**Stated exercise**
Transcribe the records exactly. Pictures do not belong in the transcription.

The records start

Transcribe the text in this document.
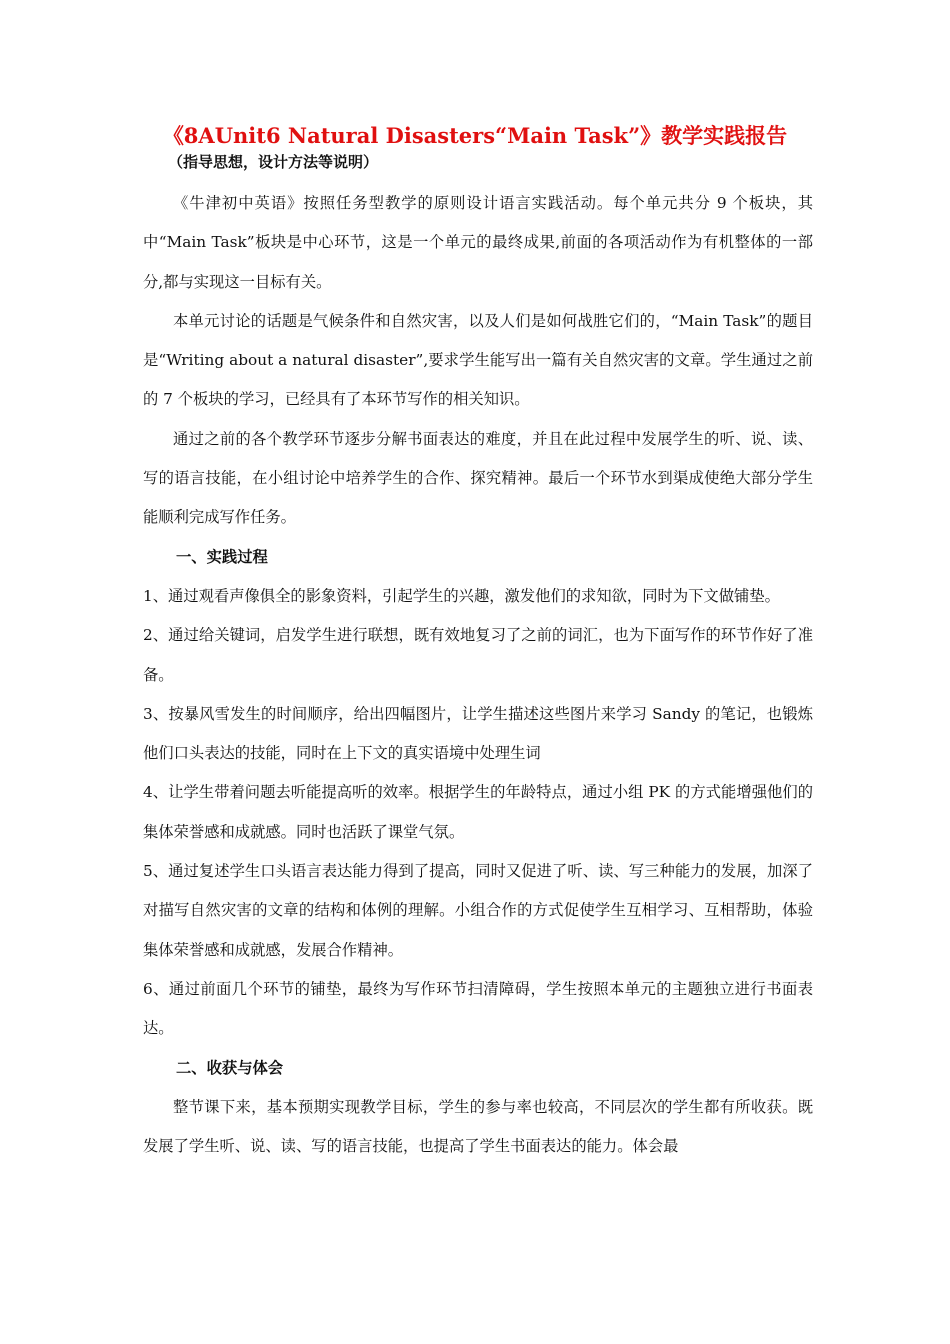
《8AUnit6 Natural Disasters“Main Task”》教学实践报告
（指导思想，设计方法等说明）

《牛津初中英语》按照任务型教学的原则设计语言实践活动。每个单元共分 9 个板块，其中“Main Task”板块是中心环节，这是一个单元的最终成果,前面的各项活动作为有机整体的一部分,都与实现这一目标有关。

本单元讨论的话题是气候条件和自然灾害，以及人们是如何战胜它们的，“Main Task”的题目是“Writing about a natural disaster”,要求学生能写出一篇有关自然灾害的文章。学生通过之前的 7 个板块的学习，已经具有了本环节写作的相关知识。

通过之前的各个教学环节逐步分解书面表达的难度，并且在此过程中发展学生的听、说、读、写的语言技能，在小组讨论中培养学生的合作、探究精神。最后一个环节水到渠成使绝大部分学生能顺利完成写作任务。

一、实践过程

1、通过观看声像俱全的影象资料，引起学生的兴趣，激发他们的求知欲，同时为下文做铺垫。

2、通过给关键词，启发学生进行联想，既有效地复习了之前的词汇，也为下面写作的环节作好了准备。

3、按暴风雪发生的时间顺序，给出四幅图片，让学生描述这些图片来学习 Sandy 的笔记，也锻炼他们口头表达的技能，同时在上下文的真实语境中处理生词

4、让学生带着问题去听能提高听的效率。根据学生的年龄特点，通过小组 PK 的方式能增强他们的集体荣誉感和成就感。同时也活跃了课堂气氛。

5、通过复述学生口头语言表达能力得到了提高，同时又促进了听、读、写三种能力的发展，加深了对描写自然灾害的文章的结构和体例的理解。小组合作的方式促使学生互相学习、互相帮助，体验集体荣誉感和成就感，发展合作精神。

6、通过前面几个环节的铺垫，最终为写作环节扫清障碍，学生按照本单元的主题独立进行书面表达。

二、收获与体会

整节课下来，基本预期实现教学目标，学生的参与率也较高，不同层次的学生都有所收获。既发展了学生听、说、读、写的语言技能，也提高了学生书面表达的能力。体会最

The records end

**Problem solution**
Transcribe the text in this document.
《8AUnit6 Natural Disasters“Main Task”》教学实践报告
（指导思想，设计方法等说明）

《牛津初中英语》按照任务型教学的原则设计语言实践活动。每个单元共分 9 个板块，其中“Main Task”板块是中心环节，这是一个单元的最终成果,前面的各项活动作为有机整体的一部分,都与实现这一目标有关。

本单元讨论的话题是气候条件和自然灾害，以及人们是如何战胜它们的，“Main Task”的题目是“Writing about a natural disaster”,要求学生能写出一篇有关自然灾害的文章。学生通过之前的 7 个板块的学习，已经具有了本环节写作的相关知识。

通过之前的各个教学环节逐步分解书面表达的难度，并且在此过程中发展学生的听、说、读、写的语言技能，在小组讨论中培养学生的合作、探究精神。最后一个环节水到渠成使绝大部分学生能顺利完成写作任务。

一、实践过程

1、通过观看声像俱全的影象资料，引起学生的兴趣，激发他们的求知欲，同时为下文做铺垫。

2、通过给关键词，启发学生进行联想，既有效地复习了之前的词汇，也为下面写作的环节作好了准备。

3、按暴风雪发生的时间顺序，给出四幅图片，让学生描述这些图片来学习 Sandy 的笔记，也锻炼他们口头表达的技能，同时在上下文的真实语境中处理生词

4、让学生带着问题去听能提高听的效率。根据学生的年龄特点，通过小组 PK 的方式能增强他们的集体荣誉感和成就感。同时也活跃了课堂气氛。

5、通过复述学生口头语言表达能力得到了提高，同时又促进了听、读、写三种能力的发展，加深了对描写自然灾害的文章的结构和体例的理解。小组合作的方式促使学生互相学习、互相帮助，体验集体荣誉感和成就感，发展合作精神。

6、通过前面几个环节的铺垫，最终为写作环节扫清障碍，学生按照本单元的主题独立进行书面表达。

二、收获与体会

整节课下来，基本预期实现教学目标，学生的参与率也较高，不同层次的学生都有所收获。既发展了学生听、说、读、写的语言技能，也提高了学生书面表达的能力。体会最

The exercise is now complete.